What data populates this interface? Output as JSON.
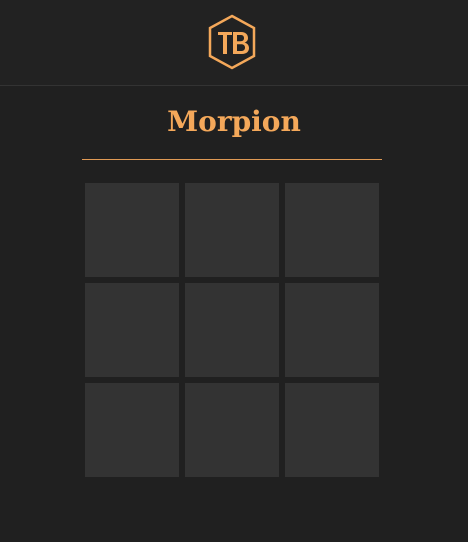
{
  "header": {
    "logo_text": "TB",
    "logo_color": "#f4a85a"
  },
  "game": {
    "title": "Morpion",
    "accent_color": "#f4a85a",
    "board": [
      [
        "",
        "",
        ""
      ],
      [
        "",
        "",
        ""
      ],
      [
        "",
        "",
        ""
      ]
    ]
  }
}
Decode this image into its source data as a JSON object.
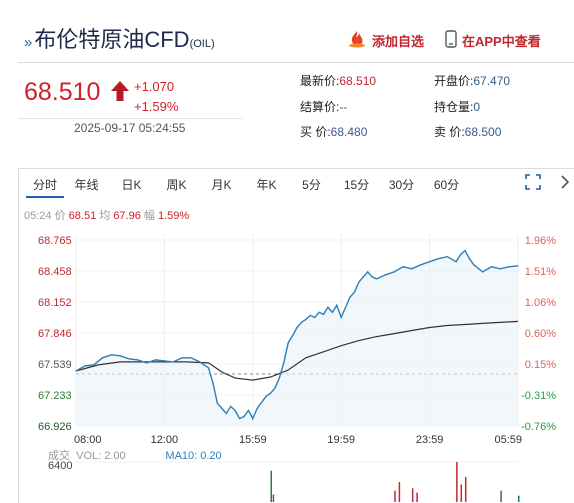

::::

__Work to do__
Can you restate all the records above word for word while dropping the pictures?

__Full answer__
What data populates this interface? Output as JSON.
{
  "header": {
    "logo_text": "TB",
    "logo_color": "#f4a85a"
  },
  "game": {
    "title": "Morpion",
    "accent_color": "#f4a85a",
    "board": [
      [
        "",
        "",
        ""
      ],
      [
        "",
        "",
        ""
      ],
      [
        "",
        "",
        ""
      ]
    ]
  }
}
Decode this image into its source data as a JSON object.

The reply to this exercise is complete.